-- Start INPUT MATERIAL --

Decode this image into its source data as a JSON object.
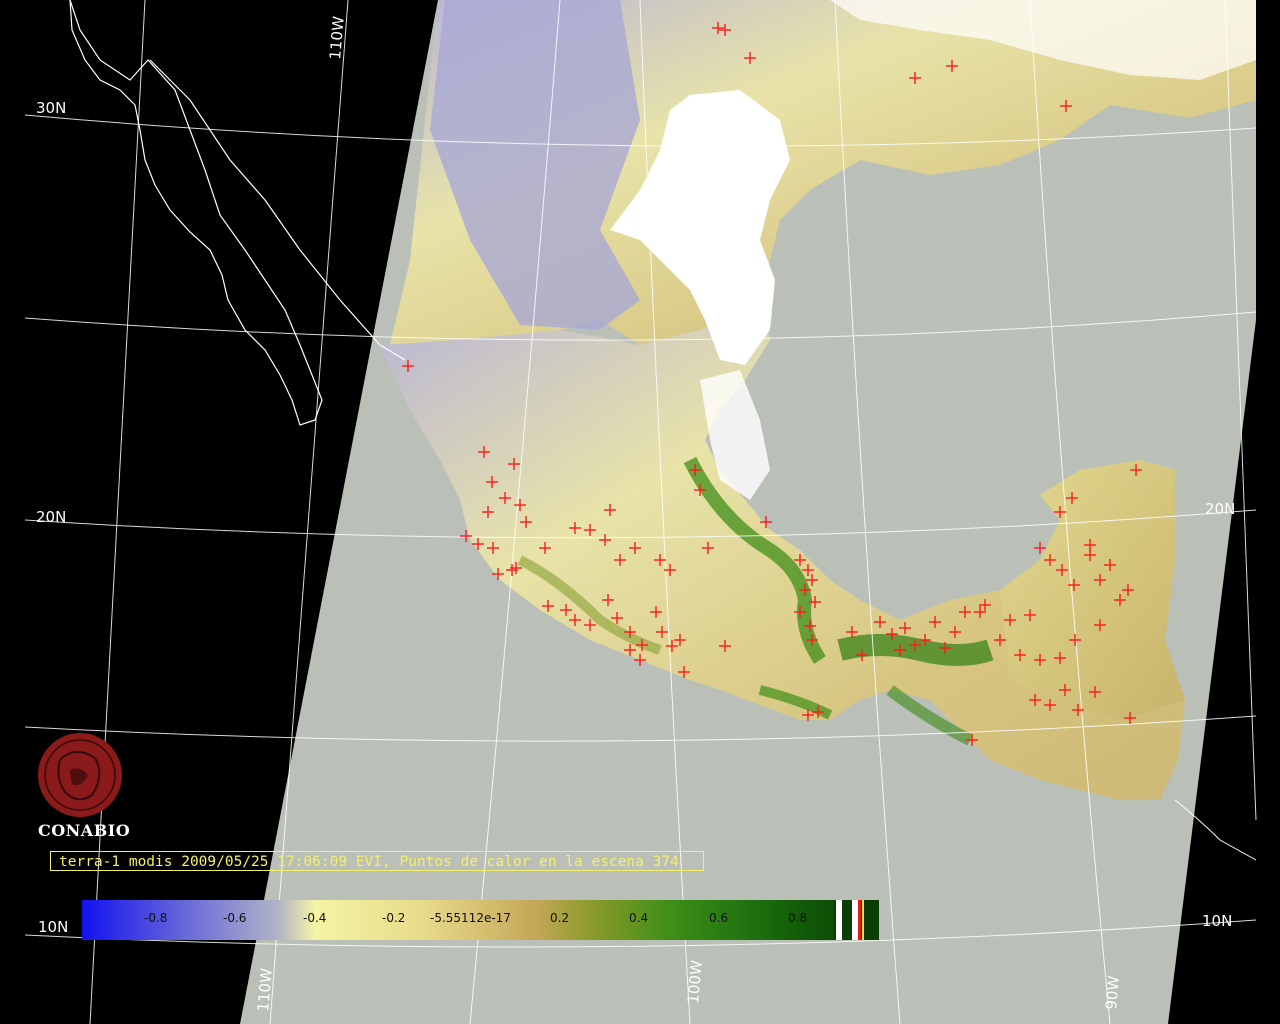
{
  "grid_labels": {
    "lat_30n": "30N",
    "lat_20n_left": "20N",
    "lat_20n_right": "20N",
    "lat_10n_left": "10N",
    "lat_10n_right": "10N",
    "lon_110w_top": "110W",
    "lon_110w_bottom": "110W",
    "lon_100w_bottom": "100W",
    "lon_90w_bottom": "90W"
  },
  "logo": {
    "text": "CONABIO"
  },
  "caption": "terra-1 modis 2009/05/25 17:06:09 EVI, Puntos de calor en la escena 374",
  "colorbar": {
    "ticks": [
      "-0.8",
      "-0.6",
      "-0.4",
      "-0.2",
      "-5.55112e-17",
      "0.2",
      "0.4",
      "0.6",
      "0.8"
    ]
  },
  "colors": {
    "background": "#000000",
    "ocean": "#babfb8",
    "land_low": "#f2efa2",
    "land_mid": "#d6c47a",
    "vegetation": "#3f8f18",
    "cloud": "#ffffff",
    "hotspot": "#ff1a1a",
    "caption": "#f5f06a"
  },
  "icons": {
    "logo": "conabio-seal-icon",
    "hotspot": "cross-marker-icon"
  }
}
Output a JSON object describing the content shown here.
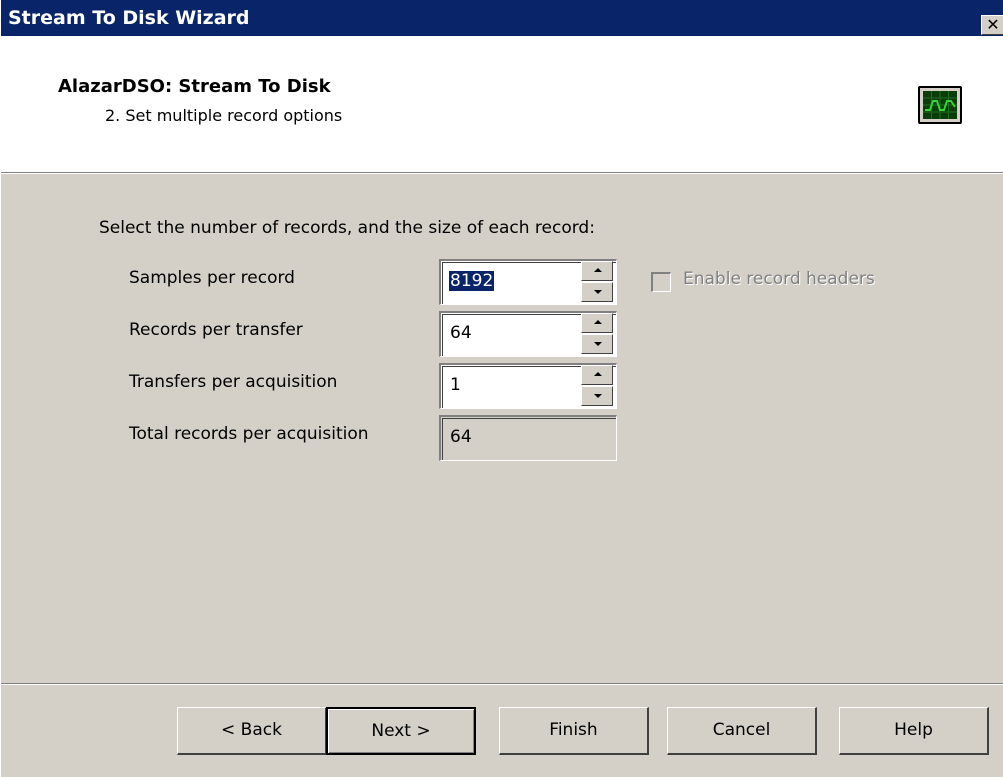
{
  "window": {
    "title": "Stream To Disk Wizard",
    "close_label": "✕"
  },
  "header": {
    "title": "AlazarDSO: Stream To Disk",
    "step": "2. Set multiple record options",
    "icon": "oscilloscope-icon"
  },
  "form": {
    "instruction": "Select the number of records, and the size of each record:",
    "rows": [
      {
        "label": "Samples per record",
        "value": "8192"
      },
      {
        "label": "Records per transfer",
        "value": "64"
      },
      {
        "label": "Transfers per acquisition",
        "value": "1"
      },
      {
        "label": "Total records per acquisition",
        "value": "64"
      }
    ],
    "enable_headers": {
      "label": "Enable record headers",
      "checked": false,
      "enabled": false
    }
  },
  "buttons": {
    "back": "< Back",
    "next": "Next >",
    "finish": "Finish",
    "cancel": "Cancel",
    "help": "Help"
  },
  "colors": {
    "titlebar": "#0a246a",
    "face": "#d4d0c8",
    "scope_screen": "#0b3d0b",
    "scope_trace": "#39d139"
  }
}
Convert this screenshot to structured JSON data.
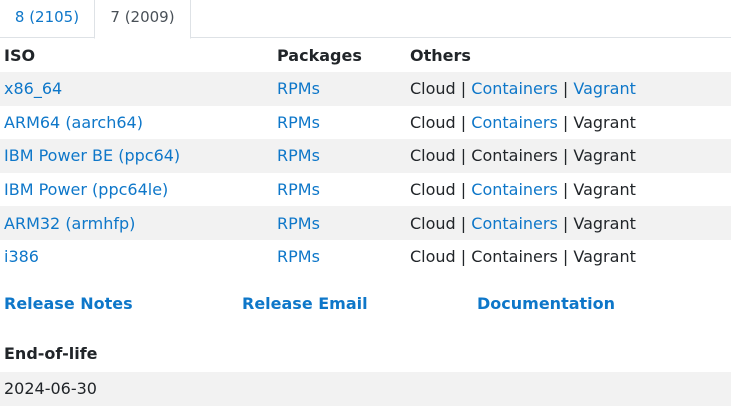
{
  "tabs": [
    {
      "label": "8 (2105)"
    },
    {
      "label": "7 (2009)"
    }
  ],
  "table": {
    "headers": [
      "ISO",
      "Packages",
      "Others"
    ],
    "rows": [
      {
        "iso": "x86_64",
        "packages": "RPMs",
        "cloud": "Cloud",
        "containers": "Containers",
        "vagrant": "Vagrant",
        "sep": "|"
      },
      {
        "iso": "ARM64 (aarch64)",
        "packages": "RPMs",
        "cloud": "Cloud",
        "containers": "Containers",
        "vagrant": "Vagrant",
        "sep": "|"
      },
      {
        "iso": "IBM Power BE (ppc64)",
        "packages": "RPMs",
        "cloud": "Cloud",
        "containers": "Containers",
        "vagrant": "Vagrant",
        "sep": "|"
      },
      {
        "iso": "IBM Power (ppc64le)",
        "packages": "RPMs",
        "cloud": "Cloud",
        "containers": "Containers",
        "vagrant": "Vagrant",
        "sep": "|"
      },
      {
        "iso": "ARM32 (armhfp)",
        "packages": "RPMs",
        "cloud": "Cloud",
        "containers": "Containers",
        "vagrant": "Vagrant",
        "sep": "|"
      },
      {
        "iso": "i386",
        "packages": "RPMs",
        "cloud": "Cloud",
        "containers": "Containers",
        "vagrant": "Vagrant",
        "sep": "|"
      }
    ]
  },
  "links": {
    "release_notes": "Release Notes",
    "release_email": "Release Email",
    "documentation": "Documentation"
  },
  "eol": {
    "heading": "End-of-life",
    "date": "2024-06-30"
  },
  "colors": {
    "link": "#0e77c9",
    "stripe": "#f2f2f2",
    "text": "#212529"
  }
}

-- End INPUT MATERIAL --

## TASK DESCRIPTION
From the material above, copy each line that includes the word "Power".

## THE SOLUTION
        "iso": "IBM Power BE (ppc64)",
        "iso": "IBM Power (ppc64le)",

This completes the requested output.